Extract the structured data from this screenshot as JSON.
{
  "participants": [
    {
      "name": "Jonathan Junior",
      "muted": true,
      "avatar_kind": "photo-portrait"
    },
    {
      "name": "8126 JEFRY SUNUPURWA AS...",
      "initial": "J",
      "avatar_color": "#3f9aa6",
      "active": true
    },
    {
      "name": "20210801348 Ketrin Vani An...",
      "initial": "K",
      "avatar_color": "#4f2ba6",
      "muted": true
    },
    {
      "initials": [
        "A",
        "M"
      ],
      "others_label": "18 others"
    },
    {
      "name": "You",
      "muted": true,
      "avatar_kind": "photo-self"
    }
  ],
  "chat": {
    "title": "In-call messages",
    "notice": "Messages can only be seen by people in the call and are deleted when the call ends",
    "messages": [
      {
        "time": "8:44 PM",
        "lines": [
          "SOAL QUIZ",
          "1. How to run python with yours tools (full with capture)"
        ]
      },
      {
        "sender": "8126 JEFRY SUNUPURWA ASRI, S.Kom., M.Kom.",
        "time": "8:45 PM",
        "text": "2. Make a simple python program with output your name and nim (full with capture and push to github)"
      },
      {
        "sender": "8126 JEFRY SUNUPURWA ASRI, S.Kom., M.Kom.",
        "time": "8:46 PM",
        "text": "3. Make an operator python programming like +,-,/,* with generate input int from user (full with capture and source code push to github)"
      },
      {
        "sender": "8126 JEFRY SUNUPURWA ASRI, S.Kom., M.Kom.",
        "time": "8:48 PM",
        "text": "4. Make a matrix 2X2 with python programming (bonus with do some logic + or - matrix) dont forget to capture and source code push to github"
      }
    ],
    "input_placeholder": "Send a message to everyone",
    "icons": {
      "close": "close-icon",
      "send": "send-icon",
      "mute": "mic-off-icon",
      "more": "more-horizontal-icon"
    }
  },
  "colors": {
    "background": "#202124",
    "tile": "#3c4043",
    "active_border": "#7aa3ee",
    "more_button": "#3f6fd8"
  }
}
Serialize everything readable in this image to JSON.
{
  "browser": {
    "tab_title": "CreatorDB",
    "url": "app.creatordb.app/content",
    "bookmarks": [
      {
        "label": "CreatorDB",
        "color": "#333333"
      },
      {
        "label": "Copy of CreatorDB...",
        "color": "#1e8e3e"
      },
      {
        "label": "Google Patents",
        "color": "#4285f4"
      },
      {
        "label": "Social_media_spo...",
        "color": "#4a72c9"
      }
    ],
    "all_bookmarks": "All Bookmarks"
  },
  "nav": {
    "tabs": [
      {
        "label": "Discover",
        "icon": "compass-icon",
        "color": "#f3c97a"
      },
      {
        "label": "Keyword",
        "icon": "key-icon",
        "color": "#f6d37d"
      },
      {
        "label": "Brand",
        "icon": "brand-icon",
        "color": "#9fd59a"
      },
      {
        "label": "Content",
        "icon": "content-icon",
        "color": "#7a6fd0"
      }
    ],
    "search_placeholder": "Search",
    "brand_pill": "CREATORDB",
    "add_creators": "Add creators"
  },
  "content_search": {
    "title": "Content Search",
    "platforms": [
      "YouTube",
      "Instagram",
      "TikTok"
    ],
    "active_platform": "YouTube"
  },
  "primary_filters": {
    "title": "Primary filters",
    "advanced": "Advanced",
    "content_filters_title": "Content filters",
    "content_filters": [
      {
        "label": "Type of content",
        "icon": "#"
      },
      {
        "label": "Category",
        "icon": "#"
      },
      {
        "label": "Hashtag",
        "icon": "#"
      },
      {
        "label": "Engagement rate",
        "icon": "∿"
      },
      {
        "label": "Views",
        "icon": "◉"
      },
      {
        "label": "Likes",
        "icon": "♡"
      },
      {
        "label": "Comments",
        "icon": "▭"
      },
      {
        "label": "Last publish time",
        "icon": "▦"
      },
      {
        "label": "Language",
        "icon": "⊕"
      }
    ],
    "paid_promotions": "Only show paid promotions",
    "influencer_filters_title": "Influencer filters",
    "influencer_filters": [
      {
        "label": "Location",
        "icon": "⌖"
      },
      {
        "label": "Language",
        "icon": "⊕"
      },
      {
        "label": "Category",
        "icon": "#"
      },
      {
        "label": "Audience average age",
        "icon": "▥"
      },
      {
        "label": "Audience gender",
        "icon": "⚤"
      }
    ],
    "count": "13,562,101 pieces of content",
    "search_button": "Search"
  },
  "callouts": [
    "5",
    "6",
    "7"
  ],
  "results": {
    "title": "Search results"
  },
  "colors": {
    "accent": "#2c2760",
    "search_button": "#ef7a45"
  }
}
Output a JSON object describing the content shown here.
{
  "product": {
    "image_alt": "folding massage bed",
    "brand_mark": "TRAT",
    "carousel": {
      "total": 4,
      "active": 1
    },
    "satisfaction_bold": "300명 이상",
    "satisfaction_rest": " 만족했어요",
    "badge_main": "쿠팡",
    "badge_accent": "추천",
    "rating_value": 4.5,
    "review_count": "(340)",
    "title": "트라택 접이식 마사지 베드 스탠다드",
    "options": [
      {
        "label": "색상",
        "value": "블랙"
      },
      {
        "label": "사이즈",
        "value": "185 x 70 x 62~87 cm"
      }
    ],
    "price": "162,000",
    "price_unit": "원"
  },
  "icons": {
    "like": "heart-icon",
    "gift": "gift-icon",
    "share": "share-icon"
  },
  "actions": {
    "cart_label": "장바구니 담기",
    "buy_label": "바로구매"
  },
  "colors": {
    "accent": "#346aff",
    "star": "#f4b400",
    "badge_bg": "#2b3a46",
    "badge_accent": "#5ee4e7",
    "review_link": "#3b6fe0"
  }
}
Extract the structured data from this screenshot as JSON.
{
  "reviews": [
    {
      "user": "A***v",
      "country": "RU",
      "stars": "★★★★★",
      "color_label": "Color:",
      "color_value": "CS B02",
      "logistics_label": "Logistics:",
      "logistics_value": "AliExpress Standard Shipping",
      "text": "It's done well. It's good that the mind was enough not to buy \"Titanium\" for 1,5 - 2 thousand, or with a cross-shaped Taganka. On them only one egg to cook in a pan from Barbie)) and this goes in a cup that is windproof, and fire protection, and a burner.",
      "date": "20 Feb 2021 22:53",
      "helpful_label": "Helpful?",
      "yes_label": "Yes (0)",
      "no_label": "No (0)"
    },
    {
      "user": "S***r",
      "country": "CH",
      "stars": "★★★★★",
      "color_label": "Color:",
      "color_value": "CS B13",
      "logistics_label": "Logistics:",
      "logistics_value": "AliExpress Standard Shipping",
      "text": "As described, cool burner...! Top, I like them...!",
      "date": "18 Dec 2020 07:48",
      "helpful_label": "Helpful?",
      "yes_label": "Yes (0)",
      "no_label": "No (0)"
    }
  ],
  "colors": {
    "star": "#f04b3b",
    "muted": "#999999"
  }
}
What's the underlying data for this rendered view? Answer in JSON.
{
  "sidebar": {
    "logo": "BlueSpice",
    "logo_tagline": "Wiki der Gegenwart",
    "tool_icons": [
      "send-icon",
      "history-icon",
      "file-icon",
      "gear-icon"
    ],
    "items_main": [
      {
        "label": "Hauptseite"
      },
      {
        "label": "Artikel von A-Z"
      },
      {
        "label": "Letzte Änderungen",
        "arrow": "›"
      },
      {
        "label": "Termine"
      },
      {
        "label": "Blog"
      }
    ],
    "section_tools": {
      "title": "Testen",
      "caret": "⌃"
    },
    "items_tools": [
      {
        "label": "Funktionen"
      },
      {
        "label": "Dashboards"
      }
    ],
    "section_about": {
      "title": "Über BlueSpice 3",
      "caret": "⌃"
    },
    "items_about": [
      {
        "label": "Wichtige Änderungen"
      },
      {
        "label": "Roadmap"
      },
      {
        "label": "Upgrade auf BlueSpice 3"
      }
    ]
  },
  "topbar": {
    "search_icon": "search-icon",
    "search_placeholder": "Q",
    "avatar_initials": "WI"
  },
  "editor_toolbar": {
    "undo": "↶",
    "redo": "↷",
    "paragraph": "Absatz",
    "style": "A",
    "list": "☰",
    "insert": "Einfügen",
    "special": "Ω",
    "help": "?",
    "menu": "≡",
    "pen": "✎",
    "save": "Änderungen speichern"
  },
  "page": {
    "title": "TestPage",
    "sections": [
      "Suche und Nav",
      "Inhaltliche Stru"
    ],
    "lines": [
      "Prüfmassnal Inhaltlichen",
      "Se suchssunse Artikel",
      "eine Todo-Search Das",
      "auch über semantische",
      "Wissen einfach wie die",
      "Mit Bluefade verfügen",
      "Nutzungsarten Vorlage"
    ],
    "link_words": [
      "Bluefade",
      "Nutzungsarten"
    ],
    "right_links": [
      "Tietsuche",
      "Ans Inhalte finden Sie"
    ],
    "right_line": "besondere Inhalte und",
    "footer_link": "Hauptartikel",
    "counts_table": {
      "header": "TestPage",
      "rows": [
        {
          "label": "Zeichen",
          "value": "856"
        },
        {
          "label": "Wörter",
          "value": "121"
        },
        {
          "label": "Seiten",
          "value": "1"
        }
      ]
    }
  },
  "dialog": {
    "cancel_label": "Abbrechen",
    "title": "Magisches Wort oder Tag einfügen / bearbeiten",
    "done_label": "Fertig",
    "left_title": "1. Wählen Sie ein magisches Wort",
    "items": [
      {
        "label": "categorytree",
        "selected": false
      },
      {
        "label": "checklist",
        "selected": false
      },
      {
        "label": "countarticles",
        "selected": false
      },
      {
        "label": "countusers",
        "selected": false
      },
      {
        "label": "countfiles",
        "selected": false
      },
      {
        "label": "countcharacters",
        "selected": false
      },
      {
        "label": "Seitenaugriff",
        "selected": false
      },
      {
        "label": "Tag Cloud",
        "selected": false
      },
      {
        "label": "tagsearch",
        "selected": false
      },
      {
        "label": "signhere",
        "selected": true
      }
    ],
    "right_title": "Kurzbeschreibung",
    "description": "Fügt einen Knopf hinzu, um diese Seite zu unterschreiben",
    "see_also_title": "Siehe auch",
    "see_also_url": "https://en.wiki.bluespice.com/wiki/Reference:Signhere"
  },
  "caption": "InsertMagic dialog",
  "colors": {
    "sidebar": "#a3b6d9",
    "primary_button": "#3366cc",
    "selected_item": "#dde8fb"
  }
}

----------------------------------------

## WHAT NEEDS TO BE DONE
Make a list of all lines in the data that contain "Audience".

## TASK RESULT
        "label": "Audience average age",
        "label": "Audience gender",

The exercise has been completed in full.